[Records from a dataset]
=====
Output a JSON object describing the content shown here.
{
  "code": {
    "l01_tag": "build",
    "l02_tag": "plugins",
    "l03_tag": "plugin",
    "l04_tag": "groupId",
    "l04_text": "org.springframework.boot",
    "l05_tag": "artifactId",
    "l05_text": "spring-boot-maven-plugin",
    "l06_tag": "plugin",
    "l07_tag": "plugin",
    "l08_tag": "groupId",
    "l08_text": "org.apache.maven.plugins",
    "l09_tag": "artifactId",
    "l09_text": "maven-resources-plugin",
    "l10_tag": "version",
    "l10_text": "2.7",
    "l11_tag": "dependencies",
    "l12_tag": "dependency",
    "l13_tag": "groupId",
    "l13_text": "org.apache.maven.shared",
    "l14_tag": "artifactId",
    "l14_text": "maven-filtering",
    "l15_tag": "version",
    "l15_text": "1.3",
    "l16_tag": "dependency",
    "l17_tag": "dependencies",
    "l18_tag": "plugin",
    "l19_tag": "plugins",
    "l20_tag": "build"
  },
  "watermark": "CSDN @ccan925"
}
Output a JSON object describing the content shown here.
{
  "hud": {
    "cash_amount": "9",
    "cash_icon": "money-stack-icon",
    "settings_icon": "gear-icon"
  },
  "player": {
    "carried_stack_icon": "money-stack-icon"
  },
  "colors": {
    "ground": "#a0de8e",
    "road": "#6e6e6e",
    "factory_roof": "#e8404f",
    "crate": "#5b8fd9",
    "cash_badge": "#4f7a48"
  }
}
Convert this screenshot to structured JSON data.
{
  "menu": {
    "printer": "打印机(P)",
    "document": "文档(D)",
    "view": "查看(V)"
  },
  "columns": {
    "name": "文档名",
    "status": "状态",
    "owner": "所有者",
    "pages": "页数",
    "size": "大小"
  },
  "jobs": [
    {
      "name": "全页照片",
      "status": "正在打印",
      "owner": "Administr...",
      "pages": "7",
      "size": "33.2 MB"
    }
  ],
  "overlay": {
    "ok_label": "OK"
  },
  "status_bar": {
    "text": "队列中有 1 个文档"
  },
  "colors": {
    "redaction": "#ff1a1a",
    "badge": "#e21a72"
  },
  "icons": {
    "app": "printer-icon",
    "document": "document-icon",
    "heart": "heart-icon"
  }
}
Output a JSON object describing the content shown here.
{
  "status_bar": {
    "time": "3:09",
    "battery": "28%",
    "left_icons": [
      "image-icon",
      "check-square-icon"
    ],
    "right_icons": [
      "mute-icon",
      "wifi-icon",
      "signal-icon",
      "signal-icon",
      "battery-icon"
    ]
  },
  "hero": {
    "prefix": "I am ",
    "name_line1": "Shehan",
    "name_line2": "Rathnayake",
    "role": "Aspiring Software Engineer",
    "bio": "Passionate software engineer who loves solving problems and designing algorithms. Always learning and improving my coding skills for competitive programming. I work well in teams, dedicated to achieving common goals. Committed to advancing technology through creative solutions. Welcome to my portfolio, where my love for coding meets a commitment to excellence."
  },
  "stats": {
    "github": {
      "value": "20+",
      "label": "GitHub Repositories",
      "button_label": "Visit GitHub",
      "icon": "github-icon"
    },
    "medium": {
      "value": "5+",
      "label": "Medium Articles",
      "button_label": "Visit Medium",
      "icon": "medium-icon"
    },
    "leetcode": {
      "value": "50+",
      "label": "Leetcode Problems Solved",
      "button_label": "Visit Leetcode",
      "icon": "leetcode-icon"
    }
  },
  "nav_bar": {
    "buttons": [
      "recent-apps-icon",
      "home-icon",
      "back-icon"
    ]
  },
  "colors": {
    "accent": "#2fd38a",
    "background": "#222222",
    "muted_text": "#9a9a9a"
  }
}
=====
● **What is being asked**: From the records above, extract every entry verbatim.

● **Answer below**:
Output a JSON object describing the content shown here.
{
  "code": {
    "l01_tag": "build",
    "l02_tag": "plugins",
    "l03_tag": "plugin",
    "l04_tag": "groupId",
    "l04_text": "org.springframework.boot",
    "l05_tag": "artifactId",
    "l05_text": "spring-boot-maven-plugin",
    "l06_tag": "plugin",
    "l07_tag": "plugin",
    "l08_tag": "groupId",
    "l08_text": "org.apache.maven.plugins",
    "l09_tag": "artifactId",
    "l09_text": "maven-resources-plugin",
    "l10_tag": "version",
    "l10_text": "2.7",
    "l11_tag": "dependencies",
    "l12_tag": "dependency",
    "l13_tag": "groupId",
    "l13_text": "org.apache.maven.shared",
    "l14_tag": "artifactId",
    "l14_text": "maven-filtering",
    "l15_tag": "version",
    "l15_text": "1.3",
    "l16_tag": "dependency",
    "l17_tag": "dependencies",
    "l18_tag": "plugin",
    "l19_tag": "plugins",
    "l20_tag": "build"
  },
  "watermark": "CSDN @ccan925"
}
Output a JSON object describing the content shown here.
{
  "hud": {
    "cash_amount": "9",
    "cash_icon": "money-stack-icon",
    "settings_icon": "gear-icon"
  },
  "player": {
    "carried_stack_icon": "money-stack-icon"
  },
  "colors": {
    "ground": "#a0de8e",
    "road": "#6e6e6e",
    "factory_roof": "#e8404f",
    "crate": "#5b8fd9",
    "cash_badge": "#4f7a48"
  }
}
Convert this screenshot to structured JSON data.
{
  "menu": {
    "printer": "打印机(P)",
    "document": "文档(D)",
    "view": "查看(V)"
  },
  "columns": {
    "name": "文档名",
    "status": "状态",
    "owner": "所有者",
    "pages": "页数",
    "size": "大小"
  },
  "jobs": [
    {
      "name": "全页照片",
      "status": "正在打印",
      "owner": "Administr...",
      "pages": "7",
      "size": "33.2 MB"
    }
  ],
  "overlay": {
    "ok_label": "OK"
  },
  "status_bar": {
    "text": "队列中有 1 个文档"
  },
  "colors": {
    "redaction": "#ff1a1a",
    "badge": "#e21a72"
  },
  "icons": {
    "app": "printer-icon",
    "document": "document-icon",
    "heart": "heart-icon"
  }
}
Output a JSON object describing the content shown here.
{
  "status_bar": {
    "time": "3:09",
    "battery": "28%",
    "left_icons": [
      "image-icon",
      "check-square-icon"
    ],
    "right_icons": [
      "mute-icon",
      "wifi-icon",
      "signal-icon",
      "signal-icon",
      "battery-icon"
    ]
  },
  "hero": {
    "prefix": "I am ",
    "name_line1": "Shehan",
    "name_line2": "Rathnayake",
    "role": "Aspiring Software Engineer",
    "bio": "Passionate software engineer who loves solving problems and designing algorithms. Always learning and improving my coding skills for competitive programming. I work well in teams, dedicated to achieving common goals. Committed to advancing technology through creative solutions. Welcome to my portfolio, where my love for coding meets a commitment to excellence."
  },
  "stats": {
    "github": {
      "value": "20+",
      "label": "GitHub Repositories",
      "button_label": "Visit GitHub",
      "icon": "github-icon"
    },
    "medium": {
      "value": "5+",
      "label": "Medium Articles",
      "button_label": "Visit Medium",
      "icon": "medium-icon"
    },
    "leetcode": {
      "value": "50+",
      "label": "Leetcode Problems Solved",
      "button_label": "Visit Leetcode",
      "icon": "leetcode-icon"
    }
  },
  "nav_bar": {
    "buttons": [
      "recent-apps-icon",
      "home-icon",
      "back-icon"
    ]
  },
  "colors": {
    "accent": "#2fd38a",
    "background": "#222222",
    "muted_text": "#9a9a9a"
  }
}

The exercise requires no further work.